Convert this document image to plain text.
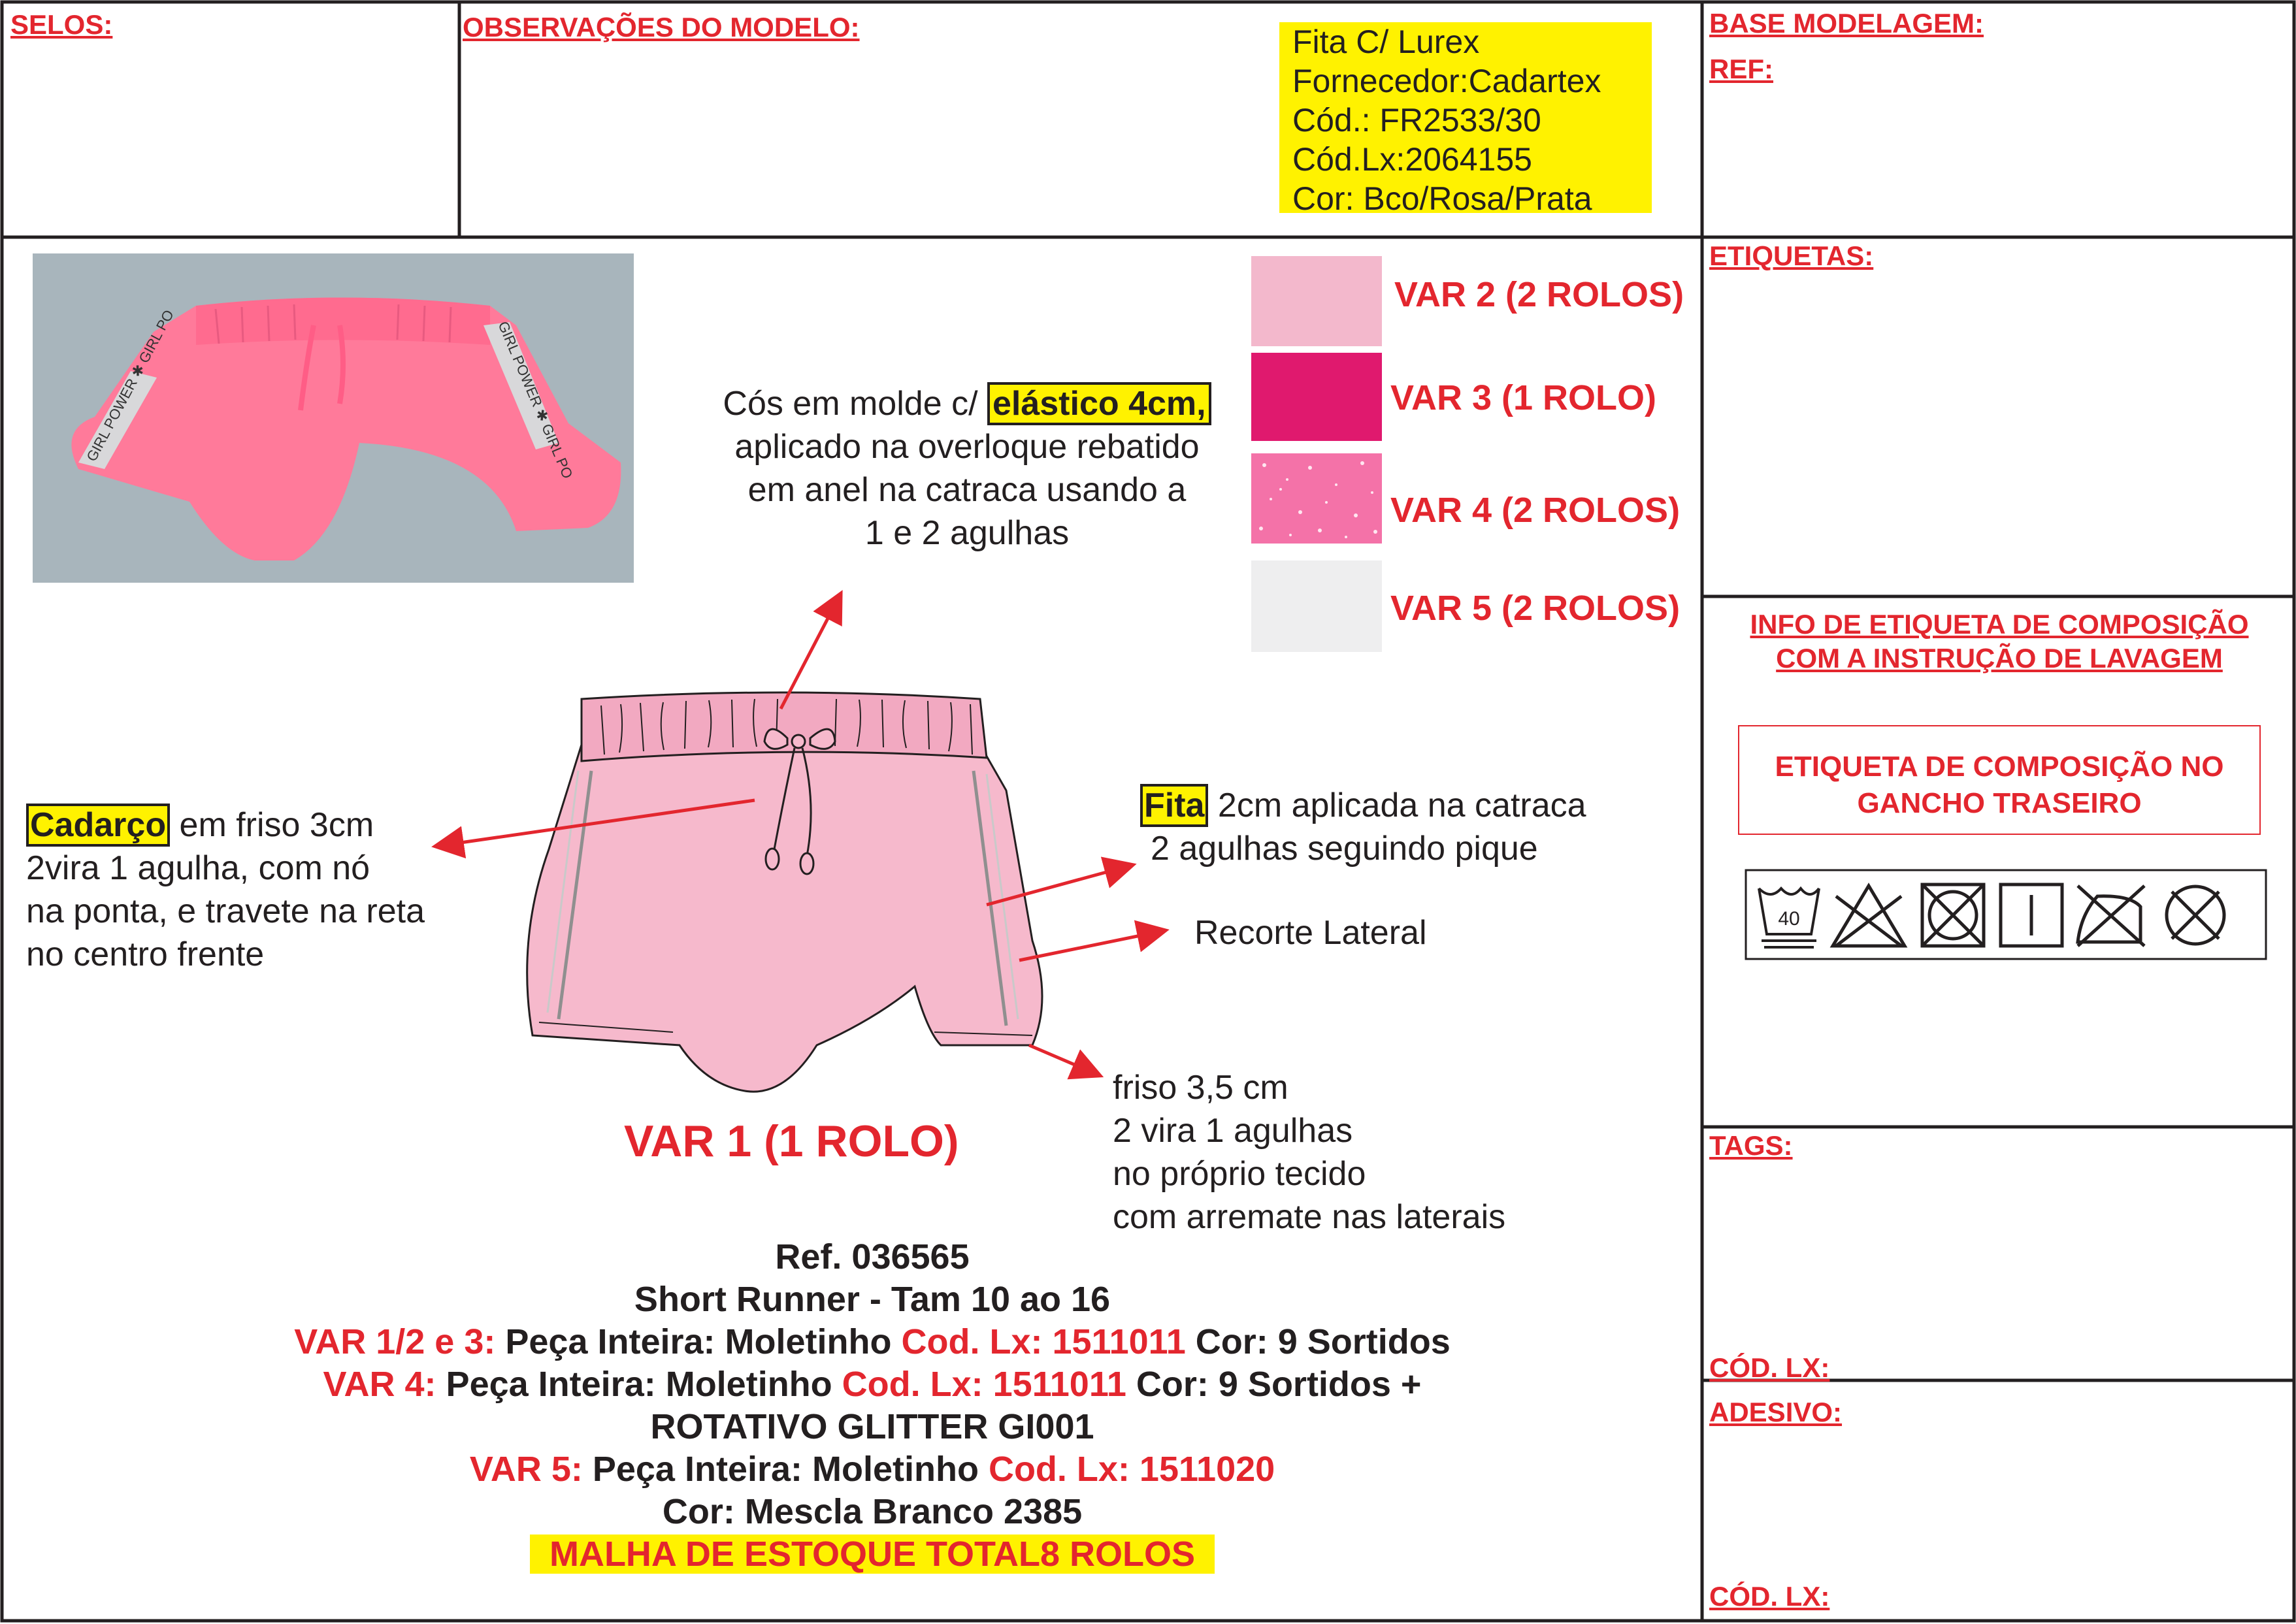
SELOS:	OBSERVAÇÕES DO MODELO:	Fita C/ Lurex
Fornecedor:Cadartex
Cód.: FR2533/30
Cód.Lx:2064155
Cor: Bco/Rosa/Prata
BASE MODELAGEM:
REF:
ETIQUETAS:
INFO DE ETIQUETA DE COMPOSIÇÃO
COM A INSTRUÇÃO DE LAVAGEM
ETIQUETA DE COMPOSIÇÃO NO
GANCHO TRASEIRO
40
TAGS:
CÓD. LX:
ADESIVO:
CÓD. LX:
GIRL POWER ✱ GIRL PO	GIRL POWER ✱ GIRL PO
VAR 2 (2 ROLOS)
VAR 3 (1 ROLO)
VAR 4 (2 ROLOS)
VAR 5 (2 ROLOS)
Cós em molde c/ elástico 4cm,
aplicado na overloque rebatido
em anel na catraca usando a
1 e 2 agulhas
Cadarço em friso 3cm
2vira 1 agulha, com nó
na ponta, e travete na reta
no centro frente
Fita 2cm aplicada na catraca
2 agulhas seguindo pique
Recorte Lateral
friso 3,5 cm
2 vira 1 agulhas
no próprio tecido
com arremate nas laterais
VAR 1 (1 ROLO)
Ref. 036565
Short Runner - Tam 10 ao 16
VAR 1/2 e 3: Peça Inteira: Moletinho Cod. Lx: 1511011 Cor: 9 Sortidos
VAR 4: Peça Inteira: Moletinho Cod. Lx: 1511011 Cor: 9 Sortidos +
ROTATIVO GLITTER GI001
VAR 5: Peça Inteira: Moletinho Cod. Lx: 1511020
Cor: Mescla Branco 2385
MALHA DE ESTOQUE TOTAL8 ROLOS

Written request
Leave the pictures out and reproduce all of the records exactly.

Answer for this exercise
Convert this document image to plain text.
SELOS:	OBSERVAÇÕES DO MODELO:	Fita C/ Lurex
Fornecedor:Cadartex
Cód.: FR2533/30
Cód.Lx:2064155
Cor: Bco/Rosa/Prata
BASE MODELAGEM:
REF:
ETIQUETAS:
INFO DE ETIQUETA DE COMPOSIÇÃO
COM A INSTRUÇÃO DE LAVAGEM
ETIQUETA DE COMPOSIÇÃO NO
GANCHO TRASEIRO
40
TAGS:
CÓD. LX:
ADESIVO:
CÓD. LX:
GIRL POWER ✱ GIRL PO	GIRL POWER ✱ GIRL PO
VAR 2 (2 ROLOS)
VAR 3 (1 ROLO)
VAR 4 (2 ROLOS)
VAR 5 (2 ROLOS)
Cós em molde c/ elástico 4cm,
aplicado na overloque rebatido
em anel na catraca usando a
1 e 2 agulhas
Cadarço em friso 3cm
2vira 1 agulha, com nó
na ponta, e travete na reta
no centro frente
Fita 2cm aplicada na catraca
2 agulhas seguindo pique
Recorte Lateral
friso 3,5 cm
2 vira 1 agulhas
no próprio tecido
com arremate nas laterais
VAR 1 (1 ROLO)
Ref. 036565
Short Runner - Tam 10 ao 16
VAR 1/2 e 3: Peça Inteira: Moletinho Cod. Lx: 1511011 Cor: 9 Sortidos
VAR 4: Peça Inteira: Moletinho Cod. Lx: 1511011 Cor: 9 Sortidos +
ROTATIVO GLITTER GI001
VAR 5: Peça Inteira: Moletinho Cod. Lx: 1511020
Cor: Mescla Branco 2385
MALHA DE ESTOQUE TOTAL8 ROLOS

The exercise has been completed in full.